▶ **AVAILABLE DATA**:
%%

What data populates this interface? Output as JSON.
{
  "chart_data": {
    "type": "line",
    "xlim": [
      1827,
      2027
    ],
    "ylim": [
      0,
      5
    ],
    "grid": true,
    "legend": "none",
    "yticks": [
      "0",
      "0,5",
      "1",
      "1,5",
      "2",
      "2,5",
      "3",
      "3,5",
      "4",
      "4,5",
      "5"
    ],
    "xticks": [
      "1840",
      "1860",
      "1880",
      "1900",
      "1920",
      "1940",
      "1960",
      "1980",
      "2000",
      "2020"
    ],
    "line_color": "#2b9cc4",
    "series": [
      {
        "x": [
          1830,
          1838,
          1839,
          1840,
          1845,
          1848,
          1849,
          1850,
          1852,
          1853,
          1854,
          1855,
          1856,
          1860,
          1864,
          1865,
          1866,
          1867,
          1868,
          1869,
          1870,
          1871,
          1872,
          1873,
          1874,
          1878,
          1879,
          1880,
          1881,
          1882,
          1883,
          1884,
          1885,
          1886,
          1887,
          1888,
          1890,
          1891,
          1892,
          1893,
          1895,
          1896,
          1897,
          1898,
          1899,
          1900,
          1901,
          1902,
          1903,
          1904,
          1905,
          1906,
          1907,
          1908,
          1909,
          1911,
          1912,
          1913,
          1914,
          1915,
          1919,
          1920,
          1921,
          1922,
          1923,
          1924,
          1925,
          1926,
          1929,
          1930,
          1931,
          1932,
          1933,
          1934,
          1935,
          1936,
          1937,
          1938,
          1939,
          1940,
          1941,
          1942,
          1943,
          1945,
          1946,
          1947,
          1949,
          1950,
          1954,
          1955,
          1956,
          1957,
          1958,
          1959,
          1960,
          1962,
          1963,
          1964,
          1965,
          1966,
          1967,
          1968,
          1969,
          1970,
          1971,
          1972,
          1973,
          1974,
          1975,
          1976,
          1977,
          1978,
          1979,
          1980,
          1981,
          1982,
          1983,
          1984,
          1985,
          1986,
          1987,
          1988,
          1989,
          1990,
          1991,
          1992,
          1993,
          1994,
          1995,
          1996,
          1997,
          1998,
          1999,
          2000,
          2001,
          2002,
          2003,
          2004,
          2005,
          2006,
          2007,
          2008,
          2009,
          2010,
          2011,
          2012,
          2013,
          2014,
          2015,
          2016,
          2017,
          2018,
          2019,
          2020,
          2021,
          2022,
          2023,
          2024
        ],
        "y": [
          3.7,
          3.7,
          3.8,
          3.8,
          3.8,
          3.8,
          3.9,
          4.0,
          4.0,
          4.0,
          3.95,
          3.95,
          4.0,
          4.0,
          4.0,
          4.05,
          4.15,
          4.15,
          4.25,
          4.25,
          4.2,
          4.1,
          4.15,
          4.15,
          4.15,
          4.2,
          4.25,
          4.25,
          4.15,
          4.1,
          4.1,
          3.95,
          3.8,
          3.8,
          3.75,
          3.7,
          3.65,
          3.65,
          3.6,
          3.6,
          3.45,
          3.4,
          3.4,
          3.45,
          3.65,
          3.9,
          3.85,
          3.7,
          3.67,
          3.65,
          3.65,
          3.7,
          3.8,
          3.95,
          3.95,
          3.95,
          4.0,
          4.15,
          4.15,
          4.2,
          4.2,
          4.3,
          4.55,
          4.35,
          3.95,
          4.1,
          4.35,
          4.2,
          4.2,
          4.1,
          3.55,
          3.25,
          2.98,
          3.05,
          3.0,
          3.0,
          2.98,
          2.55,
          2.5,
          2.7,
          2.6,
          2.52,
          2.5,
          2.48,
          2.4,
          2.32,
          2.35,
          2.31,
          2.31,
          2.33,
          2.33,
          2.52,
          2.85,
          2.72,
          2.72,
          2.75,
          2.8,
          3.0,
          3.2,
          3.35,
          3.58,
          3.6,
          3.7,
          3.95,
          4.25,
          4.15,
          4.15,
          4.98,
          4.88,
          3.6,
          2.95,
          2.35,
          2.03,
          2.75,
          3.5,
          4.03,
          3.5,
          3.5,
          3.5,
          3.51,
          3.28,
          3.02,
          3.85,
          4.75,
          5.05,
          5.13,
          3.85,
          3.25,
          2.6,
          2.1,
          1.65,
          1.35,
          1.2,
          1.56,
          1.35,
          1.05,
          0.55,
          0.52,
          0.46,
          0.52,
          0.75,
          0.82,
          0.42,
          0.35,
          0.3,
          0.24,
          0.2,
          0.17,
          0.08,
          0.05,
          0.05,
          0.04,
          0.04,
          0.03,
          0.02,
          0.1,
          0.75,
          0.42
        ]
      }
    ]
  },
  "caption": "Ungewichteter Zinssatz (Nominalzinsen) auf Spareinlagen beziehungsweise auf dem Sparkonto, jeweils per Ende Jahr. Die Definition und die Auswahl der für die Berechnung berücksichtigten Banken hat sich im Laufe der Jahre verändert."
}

%%

▶ **WHAT THE TASK ASKS**: Repeat each record exactly, leaving nothing out.

▶ **EXERCISE OUTPUT**:
What data populates this interface? Output as JSON.
{
  "chart_data": {
    "type": "line",
    "xlim": [
      1827,
      2027
    ],
    "ylim": [
      0,
      5
    ],
    "grid": true,
    "legend": "none",
    "yticks": [
      "0",
      "0,5",
      "1",
      "1,5",
      "2",
      "2,5",
      "3",
      "3,5",
      "4",
      "4,5",
      "5"
    ],
    "xticks": [
      "1840",
      "1860",
      "1880",
      "1900",
      "1920",
      "1940",
      "1960",
      "1980",
      "2000",
      "2020"
    ],
    "line_color": "#2b9cc4",
    "series": [
      {
        "x": [
          1830,
          1838,
          1839,
          1840,
          1845,
          1848,
          1849,
          1850,
          1852,
          1853,
          1854,
          1855,
          1856,
          1860,
          1864,
          1865,
          1866,
          1867,
          1868,
          1869,
          1870,
          1871,
          1872,
          1873,
          1874,
          1878,
          1879,
          1880,
          1881,
          1882,
          1883,
          1884,
          1885,
          1886,
          1887,
          1888,
          1890,
          1891,
          1892,
          1893,
          1895,
          1896,
          1897,
          1898,
          1899,
          1900,
          1901,
          1902,
          1903,
          1904,
          1905,
          1906,
          1907,
          1908,
          1909,
          1911,
          1912,
          1913,
          1914,
          1915,
          1919,
          1920,
          1921,
          1922,
          1923,
          1924,
          1925,
          1926,
          1929,
          1930,
          1931,
          1932,
          1933,
          1934,
          1935,
          1936,
          1937,
          1938,
          1939,
          1940,
          1941,
          1942,
          1943,
          1945,
          1946,
          1947,
          1949,
          1950,
          1954,
          1955,
          1956,
          1957,
          1958,
          1959,
          1960,
          1962,
          1963,
          1964,
          1965,
          1966,
          1967,
          1968,
          1969,
          1970,
          1971,
          1972,
          1973,
          1974,
          1975,
          1976,
          1977,
          1978,
          1979,
          1980,
          1981,
          1982,
          1983,
          1984,
          1985,
          1986,
          1987,
          1988,
          1989,
          1990,
          1991,
          1992,
          1993,
          1994,
          1995,
          1996,
          1997,
          1998,
          1999,
          2000,
          2001,
          2002,
          2003,
          2004,
          2005,
          2006,
          2007,
          2008,
          2009,
          2010,
          2011,
          2012,
          2013,
          2014,
          2015,
          2016,
          2017,
          2018,
          2019,
          2020,
          2021,
          2022,
          2023,
          2024
        ],
        "y": [
          3.7,
          3.7,
          3.8,
          3.8,
          3.8,
          3.8,
          3.9,
          4.0,
          4.0,
          4.0,
          3.95,
          3.95,
          4.0,
          4.0,
          4.0,
          4.05,
          4.15,
          4.15,
          4.25,
          4.25,
          4.2,
          4.1,
          4.15,
          4.15,
          4.15,
          4.2,
          4.25,
          4.25,
          4.15,
          4.1,
          4.1,
          3.95,
          3.8,
          3.8,
          3.75,
          3.7,
          3.65,
          3.65,
          3.6,
          3.6,
          3.45,
          3.4,
          3.4,
          3.45,
          3.65,
          3.9,
          3.85,
          3.7,
          3.67,
          3.65,
          3.65,
          3.7,
          3.8,
          3.95,
          3.95,
          3.95,
          4.0,
          4.15,
          4.15,
          4.2,
          4.2,
          4.3,
          4.55,
          4.35,
          3.95,
          4.1,
          4.35,
          4.2,
          4.2,
          4.1,
          3.55,
          3.25,
          2.98,
          3.05,
          3.0,
          3.0,
          2.98,
          2.55,
          2.5,
          2.7,
          2.6,
          2.52,
          2.5,
          2.48,
          2.4,
          2.32,
          2.35,
          2.31,
          2.31,
          2.33,
          2.33,
          2.52,
          2.85,
          2.72,
          2.72,
          2.75,
          2.8,
          3.0,
          3.2,
          3.35,
          3.58,
          3.6,
          3.7,
          3.95,
          4.25,
          4.15,
          4.15,
          4.98,
          4.88,
          3.6,
          2.95,
          2.35,
          2.03,
          2.75,
          3.5,
          4.03,
          3.5,
          3.5,
          3.5,
          3.51,
          3.28,
          3.02,
          3.85,
          4.75,
          5.05,
          5.13,
          3.85,
          3.25,
          2.6,
          2.1,
          1.65,
          1.35,
          1.2,
          1.56,
          1.35,
          1.05,
          0.55,
          0.52,
          0.46,
          0.52,
          0.75,
          0.82,
          0.42,
          0.35,
          0.3,
          0.24,
          0.2,
          0.17,
          0.08,
          0.05,
          0.05,
          0.04,
          0.04,
          0.03,
          0.02,
          0.1,
          0.75,
          0.42
        ]
      }
    ]
  },
  "caption": "Ungewichteter Zinssatz (Nominalzinsen) auf Spareinlagen beziehungsweise auf dem Sparkonto, jeweils per Ende Jahr. Die Definition und die Auswahl der für die Berechnung berücksichtigten Banken hat sich im Laufe der Jahre verändert."
}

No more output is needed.